Standard occupational classification (SOC 2000) backcasting


The Standard Occupational Classification (SOC) 2000 that replaced SOC 90 was introduced to the Labour Force Survey (LFS) in spring 2001.

When new questions and classifications are introduced to the LFS, it is normal practice not to release these for public use until they have been quality assured over a number of quarters.

However, for SOC 2000, the questions and methods to code the classification were well-established. Only the categories of the classification were new.

Though SOC 2000 still has 9 major groups, there have been considerable changes in the structure and composition of the classification.

Because of this, a meaningful comparison of results based on one classification with those based on the other is not possible. This is a problem if one wants to compare data over time.

To overcome this problem of comparability there were 2 possible solutions.

The first solution was to code the historical microdata to SOC 2000. However, this would have been a very time-consuming and costly operation.

The second solution was to code certain data sources to both the classifications. These dual-coded datasets could be used to estimate the correspondence between the two classifications. These correspondences could then be used to backcast historical data at an aggregated level.

This solution was quicker and easier but has its problems which are outlined in these notes.

The Office for National Statistics (ONS) made the decision to dual-code the LFS summer 2000 quarter to both SOC 90 and SOC 2000. Further details of this dual-coding exercise can be found in an article in the July 2001 edition of Labour Market Trends.

Apart from this dual-coded quarter, other dual-coded LFS data were available. Analysis of these various dual-coded data showed that the LFS winter 2000/01 quarter provided the best estimates on which to base the backcasting probabilities.


Matrices showing the correspondence between SOC 90 and SOC 2000, which derived from the LFS winter 2000/01 dual-coded quarter, have been used to backcast the historical time series.

Where individuals in the LFS winter 2000/01 dual-coded quarter had codes assigned on both SOC 90 and SOC 2000, the observed relationship was included in a matrix.

The cell counts in these matrices were then calculated as percentages, representing the proportional relationship to SOC 2000 of each SOC 90 minor group.

Each cell in the resulting matrix showed the probability of how many observations in a given category of SOC 90 would be classified in a specific category of SOC 2000.

Source data:

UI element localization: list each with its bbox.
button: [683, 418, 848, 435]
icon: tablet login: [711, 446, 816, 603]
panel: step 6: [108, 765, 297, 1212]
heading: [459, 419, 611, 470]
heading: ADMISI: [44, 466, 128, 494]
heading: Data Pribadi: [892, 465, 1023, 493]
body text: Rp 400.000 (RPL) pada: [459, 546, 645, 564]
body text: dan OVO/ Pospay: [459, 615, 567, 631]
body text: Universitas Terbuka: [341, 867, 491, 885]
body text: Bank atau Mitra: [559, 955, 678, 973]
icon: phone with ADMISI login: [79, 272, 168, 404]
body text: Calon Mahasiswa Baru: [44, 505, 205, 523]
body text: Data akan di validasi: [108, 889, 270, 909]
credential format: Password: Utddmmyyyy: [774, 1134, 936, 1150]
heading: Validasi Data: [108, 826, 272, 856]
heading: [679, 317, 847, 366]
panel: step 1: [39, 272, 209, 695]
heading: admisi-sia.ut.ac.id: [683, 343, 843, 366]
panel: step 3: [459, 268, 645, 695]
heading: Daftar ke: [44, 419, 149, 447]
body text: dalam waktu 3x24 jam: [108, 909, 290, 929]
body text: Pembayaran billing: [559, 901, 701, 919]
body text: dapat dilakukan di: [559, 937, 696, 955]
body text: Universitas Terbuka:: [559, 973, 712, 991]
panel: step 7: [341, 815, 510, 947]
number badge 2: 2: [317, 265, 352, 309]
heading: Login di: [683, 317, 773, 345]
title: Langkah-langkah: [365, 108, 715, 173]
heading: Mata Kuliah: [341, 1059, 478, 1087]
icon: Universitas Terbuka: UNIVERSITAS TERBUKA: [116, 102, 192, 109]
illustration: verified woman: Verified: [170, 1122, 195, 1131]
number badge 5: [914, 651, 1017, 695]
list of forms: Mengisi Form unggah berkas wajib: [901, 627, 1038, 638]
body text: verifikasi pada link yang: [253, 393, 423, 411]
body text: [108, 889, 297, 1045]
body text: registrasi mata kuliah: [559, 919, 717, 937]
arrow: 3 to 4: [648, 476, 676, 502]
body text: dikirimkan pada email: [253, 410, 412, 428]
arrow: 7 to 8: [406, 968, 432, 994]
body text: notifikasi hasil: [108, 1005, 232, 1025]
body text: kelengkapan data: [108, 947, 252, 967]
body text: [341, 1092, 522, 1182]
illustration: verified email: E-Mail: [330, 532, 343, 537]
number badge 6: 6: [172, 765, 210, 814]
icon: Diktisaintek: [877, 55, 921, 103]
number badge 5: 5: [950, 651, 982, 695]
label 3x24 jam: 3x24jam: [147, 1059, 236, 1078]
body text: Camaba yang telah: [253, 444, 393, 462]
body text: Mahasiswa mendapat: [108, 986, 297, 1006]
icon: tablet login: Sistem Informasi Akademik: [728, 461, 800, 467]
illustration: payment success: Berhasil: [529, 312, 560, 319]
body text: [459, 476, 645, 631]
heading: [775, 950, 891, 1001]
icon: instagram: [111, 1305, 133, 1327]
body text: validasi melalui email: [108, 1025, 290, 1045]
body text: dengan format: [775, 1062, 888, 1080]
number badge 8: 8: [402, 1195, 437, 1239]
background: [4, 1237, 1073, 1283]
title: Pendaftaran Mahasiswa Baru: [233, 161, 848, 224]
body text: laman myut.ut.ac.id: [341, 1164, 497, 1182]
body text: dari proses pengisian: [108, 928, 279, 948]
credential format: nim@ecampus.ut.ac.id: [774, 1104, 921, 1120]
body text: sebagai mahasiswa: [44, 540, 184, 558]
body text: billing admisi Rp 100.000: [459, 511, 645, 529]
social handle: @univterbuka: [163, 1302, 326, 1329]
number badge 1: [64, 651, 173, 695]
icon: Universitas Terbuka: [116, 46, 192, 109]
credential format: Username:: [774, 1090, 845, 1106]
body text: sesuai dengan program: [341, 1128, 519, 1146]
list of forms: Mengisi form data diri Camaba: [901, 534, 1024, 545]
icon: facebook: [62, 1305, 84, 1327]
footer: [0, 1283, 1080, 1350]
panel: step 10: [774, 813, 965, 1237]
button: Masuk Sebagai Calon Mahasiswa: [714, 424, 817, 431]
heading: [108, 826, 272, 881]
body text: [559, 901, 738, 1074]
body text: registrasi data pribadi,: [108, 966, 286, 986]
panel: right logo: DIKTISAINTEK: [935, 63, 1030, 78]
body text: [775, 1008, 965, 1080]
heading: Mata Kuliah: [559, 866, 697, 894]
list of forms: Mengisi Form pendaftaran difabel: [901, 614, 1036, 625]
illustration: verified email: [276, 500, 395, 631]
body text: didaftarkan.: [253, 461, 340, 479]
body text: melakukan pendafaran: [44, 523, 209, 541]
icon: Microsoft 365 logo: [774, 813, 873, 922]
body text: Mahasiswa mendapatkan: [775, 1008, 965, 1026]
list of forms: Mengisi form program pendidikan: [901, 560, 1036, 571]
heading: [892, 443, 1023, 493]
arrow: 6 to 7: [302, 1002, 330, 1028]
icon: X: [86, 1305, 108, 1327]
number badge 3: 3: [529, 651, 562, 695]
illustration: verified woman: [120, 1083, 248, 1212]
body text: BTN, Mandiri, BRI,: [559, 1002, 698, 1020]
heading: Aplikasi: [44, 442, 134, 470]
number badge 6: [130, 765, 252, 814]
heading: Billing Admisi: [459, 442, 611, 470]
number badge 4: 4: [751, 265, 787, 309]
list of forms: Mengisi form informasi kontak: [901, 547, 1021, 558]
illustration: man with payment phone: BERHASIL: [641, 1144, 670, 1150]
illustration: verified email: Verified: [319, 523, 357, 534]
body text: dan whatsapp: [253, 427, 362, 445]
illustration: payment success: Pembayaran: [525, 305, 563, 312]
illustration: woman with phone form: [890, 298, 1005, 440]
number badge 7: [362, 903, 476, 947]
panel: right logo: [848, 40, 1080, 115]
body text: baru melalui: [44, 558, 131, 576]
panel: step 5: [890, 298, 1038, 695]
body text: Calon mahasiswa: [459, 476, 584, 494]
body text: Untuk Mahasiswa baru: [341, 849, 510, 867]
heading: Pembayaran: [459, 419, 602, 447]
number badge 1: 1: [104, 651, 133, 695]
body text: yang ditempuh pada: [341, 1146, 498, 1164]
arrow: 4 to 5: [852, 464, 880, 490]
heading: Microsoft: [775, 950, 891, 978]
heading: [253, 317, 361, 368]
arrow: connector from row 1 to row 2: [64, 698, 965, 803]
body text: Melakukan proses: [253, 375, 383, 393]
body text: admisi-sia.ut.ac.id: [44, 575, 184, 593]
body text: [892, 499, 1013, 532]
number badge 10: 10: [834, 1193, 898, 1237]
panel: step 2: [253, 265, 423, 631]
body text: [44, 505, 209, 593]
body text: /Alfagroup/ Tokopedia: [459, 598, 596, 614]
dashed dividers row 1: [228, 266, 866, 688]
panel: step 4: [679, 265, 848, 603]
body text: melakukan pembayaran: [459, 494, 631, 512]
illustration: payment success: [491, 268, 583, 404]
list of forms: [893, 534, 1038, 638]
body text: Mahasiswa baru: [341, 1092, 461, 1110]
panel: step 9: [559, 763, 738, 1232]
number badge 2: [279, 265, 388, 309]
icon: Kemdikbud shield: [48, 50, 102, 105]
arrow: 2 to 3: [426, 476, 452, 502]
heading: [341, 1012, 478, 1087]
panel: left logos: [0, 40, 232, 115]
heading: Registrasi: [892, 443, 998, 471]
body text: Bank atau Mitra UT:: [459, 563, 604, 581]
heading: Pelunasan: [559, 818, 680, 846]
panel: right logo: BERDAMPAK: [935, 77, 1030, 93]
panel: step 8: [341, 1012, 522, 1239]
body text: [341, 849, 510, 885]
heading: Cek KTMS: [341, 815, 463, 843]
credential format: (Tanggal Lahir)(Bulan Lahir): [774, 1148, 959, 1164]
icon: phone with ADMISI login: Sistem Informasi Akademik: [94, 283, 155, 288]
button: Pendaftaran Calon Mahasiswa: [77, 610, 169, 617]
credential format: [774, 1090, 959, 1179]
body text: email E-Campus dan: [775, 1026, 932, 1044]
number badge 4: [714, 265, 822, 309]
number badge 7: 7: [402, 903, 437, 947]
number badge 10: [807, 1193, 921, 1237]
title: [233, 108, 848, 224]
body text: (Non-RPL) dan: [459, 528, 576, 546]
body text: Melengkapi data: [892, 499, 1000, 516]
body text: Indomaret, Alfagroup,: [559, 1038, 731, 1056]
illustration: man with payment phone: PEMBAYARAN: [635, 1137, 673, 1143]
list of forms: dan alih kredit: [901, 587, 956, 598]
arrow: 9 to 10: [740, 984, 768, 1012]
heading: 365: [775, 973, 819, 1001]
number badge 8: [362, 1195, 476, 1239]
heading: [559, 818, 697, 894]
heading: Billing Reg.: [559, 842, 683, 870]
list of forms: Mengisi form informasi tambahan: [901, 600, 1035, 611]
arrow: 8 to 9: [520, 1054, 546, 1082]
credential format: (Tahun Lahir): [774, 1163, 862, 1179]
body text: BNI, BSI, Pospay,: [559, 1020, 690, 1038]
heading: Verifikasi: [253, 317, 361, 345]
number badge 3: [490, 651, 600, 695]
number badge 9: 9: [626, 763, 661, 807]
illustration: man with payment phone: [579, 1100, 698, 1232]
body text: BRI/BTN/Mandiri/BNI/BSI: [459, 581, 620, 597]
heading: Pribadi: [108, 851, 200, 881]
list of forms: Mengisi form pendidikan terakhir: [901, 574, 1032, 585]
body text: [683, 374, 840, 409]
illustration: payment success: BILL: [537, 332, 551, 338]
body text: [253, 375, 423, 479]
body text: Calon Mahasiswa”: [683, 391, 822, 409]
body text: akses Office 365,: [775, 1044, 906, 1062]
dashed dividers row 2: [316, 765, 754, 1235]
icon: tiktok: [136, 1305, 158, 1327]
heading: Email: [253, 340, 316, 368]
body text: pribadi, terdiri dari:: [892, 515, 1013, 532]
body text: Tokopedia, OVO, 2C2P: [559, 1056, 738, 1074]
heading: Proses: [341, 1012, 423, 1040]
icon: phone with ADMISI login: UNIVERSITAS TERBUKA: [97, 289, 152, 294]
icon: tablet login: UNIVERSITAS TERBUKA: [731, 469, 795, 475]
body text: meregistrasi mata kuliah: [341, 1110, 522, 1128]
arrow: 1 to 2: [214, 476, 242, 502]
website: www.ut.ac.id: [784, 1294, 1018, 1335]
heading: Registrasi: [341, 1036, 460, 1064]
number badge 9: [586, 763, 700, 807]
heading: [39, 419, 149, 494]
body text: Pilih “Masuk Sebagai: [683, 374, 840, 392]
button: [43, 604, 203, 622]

* [EXERCISE TASK 1] In the SOC 2000 backcasting text, which LFS quarter gave the best estimates for the backcasting probabilities?
* [EXERCISE TASK 2] Please repeat the SOC 2000 backcasting text from "Because of this, a" to "2 possible solutions.".
Work only from the SOC 2000 backcasting text.

* [RESPONSE 1] The LFS winter 2000/01 quarter.

* [RESPONSE 2]
Because of this, a meaningful comparison of results based on one classification with those based on the other is not possible. This is a problem if one wants to compare data over time.

To overcome this problem of comparability there were 2 possible solutions.